+++ Records provided

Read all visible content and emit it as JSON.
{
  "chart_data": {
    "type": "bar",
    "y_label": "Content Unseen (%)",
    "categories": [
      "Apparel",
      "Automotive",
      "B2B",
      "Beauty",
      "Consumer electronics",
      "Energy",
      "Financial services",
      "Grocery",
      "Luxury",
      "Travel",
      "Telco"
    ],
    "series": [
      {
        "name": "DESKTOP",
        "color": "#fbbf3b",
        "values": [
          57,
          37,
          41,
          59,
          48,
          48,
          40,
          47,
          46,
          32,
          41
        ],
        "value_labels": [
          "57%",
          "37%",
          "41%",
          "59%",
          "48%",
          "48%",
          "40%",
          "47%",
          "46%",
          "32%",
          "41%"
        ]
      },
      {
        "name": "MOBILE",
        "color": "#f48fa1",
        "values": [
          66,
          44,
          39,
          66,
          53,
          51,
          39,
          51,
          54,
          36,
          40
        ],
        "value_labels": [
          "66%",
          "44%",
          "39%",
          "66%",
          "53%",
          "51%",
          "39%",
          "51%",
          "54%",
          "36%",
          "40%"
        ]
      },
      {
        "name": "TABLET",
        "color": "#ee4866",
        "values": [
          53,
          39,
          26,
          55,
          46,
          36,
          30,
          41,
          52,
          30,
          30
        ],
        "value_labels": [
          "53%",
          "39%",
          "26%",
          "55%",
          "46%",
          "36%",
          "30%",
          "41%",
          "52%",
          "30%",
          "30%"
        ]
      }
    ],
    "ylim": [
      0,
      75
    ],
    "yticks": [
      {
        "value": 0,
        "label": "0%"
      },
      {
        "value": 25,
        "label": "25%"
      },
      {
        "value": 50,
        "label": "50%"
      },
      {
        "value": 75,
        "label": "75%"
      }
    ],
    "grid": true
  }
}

++++++

◆ **To do**
How many lines of the data contain the word "color"? Answer with the number alone.

◆ **Correct output**
3